#### What you have to do
Repeat the records below exactly.

** start Source data **

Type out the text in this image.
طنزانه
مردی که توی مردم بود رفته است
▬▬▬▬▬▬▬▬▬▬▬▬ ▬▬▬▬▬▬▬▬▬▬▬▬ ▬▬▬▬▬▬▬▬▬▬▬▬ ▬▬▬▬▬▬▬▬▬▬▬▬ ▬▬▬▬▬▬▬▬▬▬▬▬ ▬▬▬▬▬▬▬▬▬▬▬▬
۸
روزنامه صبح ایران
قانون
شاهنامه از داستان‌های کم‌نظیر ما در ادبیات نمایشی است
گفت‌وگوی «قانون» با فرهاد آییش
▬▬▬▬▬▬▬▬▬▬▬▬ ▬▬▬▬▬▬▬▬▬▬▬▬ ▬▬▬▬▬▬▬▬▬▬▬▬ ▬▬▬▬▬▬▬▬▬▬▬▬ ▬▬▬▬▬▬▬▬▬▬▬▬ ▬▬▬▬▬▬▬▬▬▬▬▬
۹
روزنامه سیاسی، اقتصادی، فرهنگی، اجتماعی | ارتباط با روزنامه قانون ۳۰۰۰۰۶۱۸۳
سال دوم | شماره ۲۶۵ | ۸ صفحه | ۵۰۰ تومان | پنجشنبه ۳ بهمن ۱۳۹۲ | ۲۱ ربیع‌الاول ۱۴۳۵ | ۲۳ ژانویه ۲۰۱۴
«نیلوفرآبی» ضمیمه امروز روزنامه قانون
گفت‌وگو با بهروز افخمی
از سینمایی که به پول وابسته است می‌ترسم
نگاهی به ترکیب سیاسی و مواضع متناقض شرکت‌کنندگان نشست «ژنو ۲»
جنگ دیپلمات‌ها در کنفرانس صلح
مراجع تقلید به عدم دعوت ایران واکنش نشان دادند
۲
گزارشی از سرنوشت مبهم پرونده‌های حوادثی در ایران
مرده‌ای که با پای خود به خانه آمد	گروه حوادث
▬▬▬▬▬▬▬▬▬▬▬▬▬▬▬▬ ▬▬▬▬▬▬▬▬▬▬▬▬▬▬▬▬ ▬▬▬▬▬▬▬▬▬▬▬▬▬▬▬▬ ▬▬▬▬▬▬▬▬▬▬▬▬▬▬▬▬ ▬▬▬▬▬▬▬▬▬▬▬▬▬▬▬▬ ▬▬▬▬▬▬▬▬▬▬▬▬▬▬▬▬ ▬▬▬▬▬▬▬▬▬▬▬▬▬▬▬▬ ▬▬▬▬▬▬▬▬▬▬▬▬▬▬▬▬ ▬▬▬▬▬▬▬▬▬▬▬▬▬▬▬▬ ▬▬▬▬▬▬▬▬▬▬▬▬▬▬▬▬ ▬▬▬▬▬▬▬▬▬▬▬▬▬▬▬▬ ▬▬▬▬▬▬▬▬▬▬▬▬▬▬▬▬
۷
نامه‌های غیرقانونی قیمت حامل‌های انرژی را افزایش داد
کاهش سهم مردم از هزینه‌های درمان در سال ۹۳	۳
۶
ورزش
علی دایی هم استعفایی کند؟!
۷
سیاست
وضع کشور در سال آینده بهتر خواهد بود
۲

** end Source data **

#### Answer to this task
Type out the text in this image.
طنزانه
مردی که توی مردم بود رفته است
▬▬▬▬▬▬▬▬▬▬▬▬ ▬▬▬▬▬▬▬▬▬▬▬▬ ▬▬▬▬▬▬▬▬▬▬▬▬ ▬▬▬▬▬▬▬▬▬▬▬▬ ▬▬▬▬▬▬▬▬▬▬▬▬ ▬▬▬▬▬▬▬▬▬▬▬▬
۸
روزنامه صبح ایران
قانون
شاهنامه از داستان‌های کم‌نظیر ما در ادبیات نمایشی است
گفت‌وگوی «قانون» با فرهاد آییش
▬▬▬▬▬▬▬▬▬▬▬▬ ▬▬▬▬▬▬▬▬▬▬▬▬ ▬▬▬▬▬▬▬▬▬▬▬▬ ▬▬▬▬▬▬▬▬▬▬▬▬ ▬▬▬▬▬▬▬▬▬▬▬▬ ▬▬▬▬▬▬▬▬▬▬▬▬
۹
روزنامه سیاسی، اقتصادی، فرهنگی، اجتماعی | ارتباط با روزنامه قانون ۳۰۰۰۰۶۱۸۳
سال دوم | شماره ۲۶۵ | ۸ صفحه | ۵۰۰ تومان | پنجشنبه ۳ بهمن ۱۳۹۲ | ۲۱ ربیع‌الاول ۱۴۳۵ | ۲۳ ژانویه ۲۰۱۴
«نیلوفرآبی» ضمیمه امروز روزنامه قانون
گفت‌وگو با بهروز افخمی
از سینمایی که به پول وابسته است می‌ترسم
نگاهی به ترکیب سیاسی و مواضع متناقض شرکت‌کنندگان نشست «ژنو ۲»
جنگ دیپلمات‌ها در کنفرانس صلح
مراجع تقلید به عدم دعوت ایران واکنش نشان دادند
۲
گزارشی از سرنوشت مبهم پرونده‌های حوادثی در ایران
مرده‌ای که با پای خود به خانه آمد	گروه حوادث
▬▬▬▬▬▬▬▬▬▬▬▬▬▬▬▬ ▬▬▬▬▬▬▬▬▬▬▬▬▬▬▬▬ ▬▬▬▬▬▬▬▬▬▬▬▬▬▬▬▬ ▬▬▬▬▬▬▬▬▬▬▬▬▬▬▬▬ ▬▬▬▬▬▬▬▬▬▬▬▬▬▬▬▬ ▬▬▬▬▬▬▬▬▬▬▬▬▬▬▬▬ ▬▬▬▬▬▬▬▬▬▬▬▬▬▬▬▬ ▬▬▬▬▬▬▬▬▬▬▬▬▬▬▬▬ ▬▬▬▬▬▬▬▬▬▬▬▬▬▬▬▬ ▬▬▬▬▬▬▬▬▬▬▬▬▬▬▬▬ ▬▬▬▬▬▬▬▬▬▬▬▬▬▬▬▬ ▬▬▬▬▬▬▬▬▬▬▬▬▬▬▬▬
۷
نامه‌های غیرقانونی قیمت حامل‌های انرژی را افزایش داد
کاهش سهم مردم از هزینه‌های درمان در سال ۹۳	۳
۶
ورزش
علی دایی هم استعفایی کند؟!
۷
سیاست
وضع کشور در سال آینده بهتر خواهد بود
۲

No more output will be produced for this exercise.